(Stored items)
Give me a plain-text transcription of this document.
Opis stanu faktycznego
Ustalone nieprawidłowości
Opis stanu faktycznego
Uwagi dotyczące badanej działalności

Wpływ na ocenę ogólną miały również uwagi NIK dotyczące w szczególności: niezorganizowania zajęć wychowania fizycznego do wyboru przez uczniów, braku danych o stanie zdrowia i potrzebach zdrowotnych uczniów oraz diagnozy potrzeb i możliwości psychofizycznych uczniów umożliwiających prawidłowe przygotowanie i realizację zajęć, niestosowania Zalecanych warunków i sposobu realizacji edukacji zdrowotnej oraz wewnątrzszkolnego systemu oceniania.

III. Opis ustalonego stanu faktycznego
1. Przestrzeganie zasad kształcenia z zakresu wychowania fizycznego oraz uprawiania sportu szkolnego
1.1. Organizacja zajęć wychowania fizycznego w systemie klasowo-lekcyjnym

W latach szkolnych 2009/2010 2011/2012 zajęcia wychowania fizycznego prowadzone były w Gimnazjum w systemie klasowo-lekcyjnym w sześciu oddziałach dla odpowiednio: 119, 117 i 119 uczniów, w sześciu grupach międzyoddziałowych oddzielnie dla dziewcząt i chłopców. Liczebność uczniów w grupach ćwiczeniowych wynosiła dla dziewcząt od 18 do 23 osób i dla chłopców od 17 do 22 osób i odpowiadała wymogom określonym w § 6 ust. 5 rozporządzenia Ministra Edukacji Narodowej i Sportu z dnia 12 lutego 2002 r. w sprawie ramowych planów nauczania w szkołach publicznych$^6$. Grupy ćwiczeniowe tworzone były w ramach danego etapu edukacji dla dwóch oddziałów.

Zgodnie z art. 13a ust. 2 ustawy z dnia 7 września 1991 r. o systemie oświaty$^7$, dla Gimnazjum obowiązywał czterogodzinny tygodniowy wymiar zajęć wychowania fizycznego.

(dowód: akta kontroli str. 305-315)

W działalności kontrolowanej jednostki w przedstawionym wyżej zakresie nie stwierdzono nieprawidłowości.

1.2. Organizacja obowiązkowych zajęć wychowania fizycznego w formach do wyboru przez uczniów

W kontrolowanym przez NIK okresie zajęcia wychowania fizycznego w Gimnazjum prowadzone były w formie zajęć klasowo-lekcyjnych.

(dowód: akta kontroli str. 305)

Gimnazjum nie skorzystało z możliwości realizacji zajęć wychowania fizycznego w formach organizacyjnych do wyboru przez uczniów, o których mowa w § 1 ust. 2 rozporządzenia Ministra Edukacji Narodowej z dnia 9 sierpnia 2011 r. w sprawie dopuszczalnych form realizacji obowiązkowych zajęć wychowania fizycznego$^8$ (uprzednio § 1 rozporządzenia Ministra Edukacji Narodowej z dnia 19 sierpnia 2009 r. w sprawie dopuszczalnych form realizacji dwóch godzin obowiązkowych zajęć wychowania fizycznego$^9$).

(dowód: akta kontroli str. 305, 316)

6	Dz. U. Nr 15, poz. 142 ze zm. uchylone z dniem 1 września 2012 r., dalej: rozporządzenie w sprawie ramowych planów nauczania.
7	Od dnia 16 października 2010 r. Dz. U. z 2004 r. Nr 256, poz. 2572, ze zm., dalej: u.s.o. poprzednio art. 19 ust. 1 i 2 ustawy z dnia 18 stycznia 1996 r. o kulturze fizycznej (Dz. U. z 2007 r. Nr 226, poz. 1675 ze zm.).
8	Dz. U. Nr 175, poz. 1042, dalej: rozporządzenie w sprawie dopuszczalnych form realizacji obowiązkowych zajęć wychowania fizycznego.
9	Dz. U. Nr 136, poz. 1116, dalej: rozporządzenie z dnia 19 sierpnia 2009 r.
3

GIVEN TASK: From the records above, extract everything verbatim.

TASK OUTPUT:
Give me a plain-text transcription of this document.
Opis stanu faktycznego
Ustalone nieprawidłowości
Opis stanu faktycznego
Uwagi dotyczące badanej działalności

Wpływ na ocenę ogólną miały również uwagi NIK dotyczące w szczególności: niezorganizowania zajęć wychowania fizycznego do wyboru przez uczniów, braku danych o stanie zdrowia i potrzebach zdrowotnych uczniów oraz diagnozy potrzeb i możliwości psychofizycznych uczniów umożliwiających prawidłowe przygotowanie i realizację zajęć, niestosowania Zalecanych warunków i sposobu realizacji edukacji zdrowotnej oraz wewnątrzszkolnego systemu oceniania.

III. Opis ustalonego stanu faktycznego
1. Przestrzeganie zasad kształcenia z zakresu wychowania fizycznego oraz uprawiania sportu szkolnego
1.1. Organizacja zajęć wychowania fizycznego w systemie klasowo-lekcyjnym

W latach szkolnych 2009/2010 2011/2012 zajęcia wychowania fizycznego prowadzone były w Gimnazjum w systemie klasowo-lekcyjnym w sześciu oddziałach dla odpowiednio: 119, 117 i 119 uczniów, w sześciu grupach międzyoddziałowych oddzielnie dla dziewcząt i chłopców. Liczebność uczniów w grupach ćwiczeniowych wynosiła dla dziewcząt od 18 do 23 osób i dla chłopców od 17 do 22 osób i odpowiadała wymogom określonym w § 6 ust. 5 rozporządzenia Ministra Edukacji Narodowej i Sportu z dnia 12 lutego 2002 r. w sprawie ramowych planów nauczania w szkołach publicznych$^6$. Grupy ćwiczeniowe tworzone były w ramach danego etapu edukacji dla dwóch oddziałów.

Zgodnie z art. 13a ust. 2 ustawy z dnia 7 września 1991 r. o systemie oświaty$^7$, dla Gimnazjum obowiązywał czterogodzinny tygodniowy wymiar zajęć wychowania fizycznego.

(dowód: akta kontroli str. 305-315)

W działalności kontrolowanej jednostki w przedstawionym wyżej zakresie nie stwierdzono nieprawidłowości.

1.2. Organizacja obowiązkowych zajęć wychowania fizycznego w formach do wyboru przez uczniów

W kontrolowanym przez NIK okresie zajęcia wychowania fizycznego w Gimnazjum prowadzone były w formie zajęć klasowo-lekcyjnych.

(dowód: akta kontroli str. 305)

Gimnazjum nie skorzystało z możliwości realizacji zajęć wychowania fizycznego w formach organizacyjnych do wyboru przez uczniów, o których mowa w § 1 ust. 2 rozporządzenia Ministra Edukacji Narodowej z dnia 9 sierpnia 2011 r. w sprawie dopuszczalnych form realizacji obowiązkowych zajęć wychowania fizycznego$^8$ (uprzednio § 1 rozporządzenia Ministra Edukacji Narodowej z dnia 19 sierpnia 2009 r. w sprawie dopuszczalnych form realizacji dwóch godzin obowiązkowych zajęć wychowania fizycznego$^9$).

(dowód: akta kontroli str. 305, 316)

6	Dz. U. Nr 15, poz. 142 ze zm. uchylone z dniem 1 września 2012 r., dalej: rozporządzenie w sprawie ramowych planów nauczania.
7	Od dnia 16 października 2010 r. Dz. U. z 2004 r. Nr 256, poz. 2572, ze zm., dalej: u.s.o. poprzednio art. 19 ust. 1 i 2 ustawy z dnia 18 stycznia 1996 r. o kulturze fizycznej (Dz. U. z 2007 r. Nr 226, poz. 1675 ze zm.).
8	Dz. U. Nr 175, poz. 1042, dalej: rozporządzenie w sprawie dopuszczalnych form realizacji obowiązkowych zajęć wychowania fizycznego.
9	Dz. U. Nr 136, poz. 1116, dalej: rozporządzenie z dnia 19 sierpnia 2009 r.
3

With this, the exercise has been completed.